▸ **Objective**
Your task is to write out the complete listing exactly as it is shown.

▸ **Data lines**

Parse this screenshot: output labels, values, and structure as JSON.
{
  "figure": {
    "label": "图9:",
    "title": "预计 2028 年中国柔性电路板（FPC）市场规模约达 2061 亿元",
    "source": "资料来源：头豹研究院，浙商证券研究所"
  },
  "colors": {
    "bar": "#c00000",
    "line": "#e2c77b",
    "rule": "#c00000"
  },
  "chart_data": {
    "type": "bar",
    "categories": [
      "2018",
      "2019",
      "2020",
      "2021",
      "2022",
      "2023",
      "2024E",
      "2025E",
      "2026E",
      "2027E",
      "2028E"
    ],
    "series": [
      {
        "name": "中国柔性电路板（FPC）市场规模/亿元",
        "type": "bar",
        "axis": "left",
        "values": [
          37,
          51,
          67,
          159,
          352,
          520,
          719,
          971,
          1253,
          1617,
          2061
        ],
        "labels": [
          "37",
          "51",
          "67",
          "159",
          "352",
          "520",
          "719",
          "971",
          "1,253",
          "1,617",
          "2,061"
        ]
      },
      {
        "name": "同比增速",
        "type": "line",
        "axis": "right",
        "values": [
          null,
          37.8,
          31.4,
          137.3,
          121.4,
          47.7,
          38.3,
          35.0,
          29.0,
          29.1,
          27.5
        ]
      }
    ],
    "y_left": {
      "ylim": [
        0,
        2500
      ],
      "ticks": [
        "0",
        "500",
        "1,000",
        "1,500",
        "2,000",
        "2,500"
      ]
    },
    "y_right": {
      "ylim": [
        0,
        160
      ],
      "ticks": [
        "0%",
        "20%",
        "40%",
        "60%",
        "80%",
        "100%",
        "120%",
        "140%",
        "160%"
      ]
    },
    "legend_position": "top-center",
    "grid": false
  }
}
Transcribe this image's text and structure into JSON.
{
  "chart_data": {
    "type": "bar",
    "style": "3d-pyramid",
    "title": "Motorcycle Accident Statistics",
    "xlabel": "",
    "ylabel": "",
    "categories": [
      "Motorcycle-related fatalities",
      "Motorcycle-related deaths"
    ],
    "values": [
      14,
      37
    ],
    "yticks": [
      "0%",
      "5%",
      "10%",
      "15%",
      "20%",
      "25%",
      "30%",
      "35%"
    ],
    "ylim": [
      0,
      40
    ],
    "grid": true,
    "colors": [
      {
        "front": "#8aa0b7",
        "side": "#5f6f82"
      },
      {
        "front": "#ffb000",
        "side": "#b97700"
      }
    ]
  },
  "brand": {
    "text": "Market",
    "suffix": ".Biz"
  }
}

▸ **Solution to this problem**
Parse this screenshot: output labels, values, and structure as JSON.
{
  "figure": {
    "label": "图9:",
    "title": "预计 2028 年中国柔性电路板（FPC）市场规模约达 2061 亿元",
    "source": "资料来源：头豹研究院，浙商证券研究所"
  },
  "colors": {
    "bar": "#c00000",
    "line": "#e2c77b",
    "rule": "#c00000"
  },
  "chart_data": {
    "type": "bar",
    "categories": [
      "2018",
      "2019",
      "2020",
      "2021",
      "2022",
      "2023",
      "2024E",
      "2025E",
      "2026E",
      "2027E",
      "2028E"
    ],
    "series": [
      {
        "name": "中国柔性电路板（FPC）市场规模/亿元",
        "type": "bar",
        "axis": "left",
        "values": [
          37,
          51,
          67,
          159,
          352,
          520,
          719,
          971,
          1253,
          1617,
          2061
        ],
        "labels": [
          "37",
          "51",
          "67",
          "159",
          "352",
          "520",
          "719",
          "971",
          "1,253",
          "1,617",
          "2,061"
        ]
      },
      {
        "name": "同比增速",
        "type": "line",
        "axis": "right",
        "values": [
          null,
          37.8,
          31.4,
          137.3,
          121.4,
          47.7,
          38.3,
          35.0,
          29.0,
          29.1,
          27.5
        ]
      }
    ],
    "y_left": {
      "ylim": [
        0,
        2500
      ],
      "ticks": [
        "0",
        "500",
        "1,000",
        "1,500",
        "2,000",
        "2,500"
      ]
    },
    "y_right": {
      "ylim": [
        0,
        160
      ],
      "ticks": [
        "0%",
        "20%",
        "40%",
        "60%",
        "80%",
        "100%",
        "120%",
        "140%",
        "160%"
      ]
    },
    "legend_position": "top-center",
    "grid": false
  }
}
Transcribe this image's text and structure into JSON.
{
  "chart_data": {
    "type": "bar",
    "style": "3d-pyramid",
    "title": "Motorcycle Accident Statistics",
    "xlabel": "",
    "ylabel": "",
    "categories": [
      "Motorcycle-related fatalities",
      "Motorcycle-related deaths"
    ],
    "values": [
      14,
      37
    ],
    "yticks": [
      "0%",
      "5%",
      "10%",
      "15%",
      "20%",
      "25%",
      "30%",
      "35%"
    ],
    "ylim": [
      0,
      40
    ],
    "grid": true,
    "colors": [
      {
        "front": "#8aa0b7",
        "side": "#5f6f82"
      },
      {
        "front": "#ffb000",
        "side": "#b97700"
      }
    ]
  },
  "brand": {
    "text": "Market",
    "suffix": ".Biz"
  }
}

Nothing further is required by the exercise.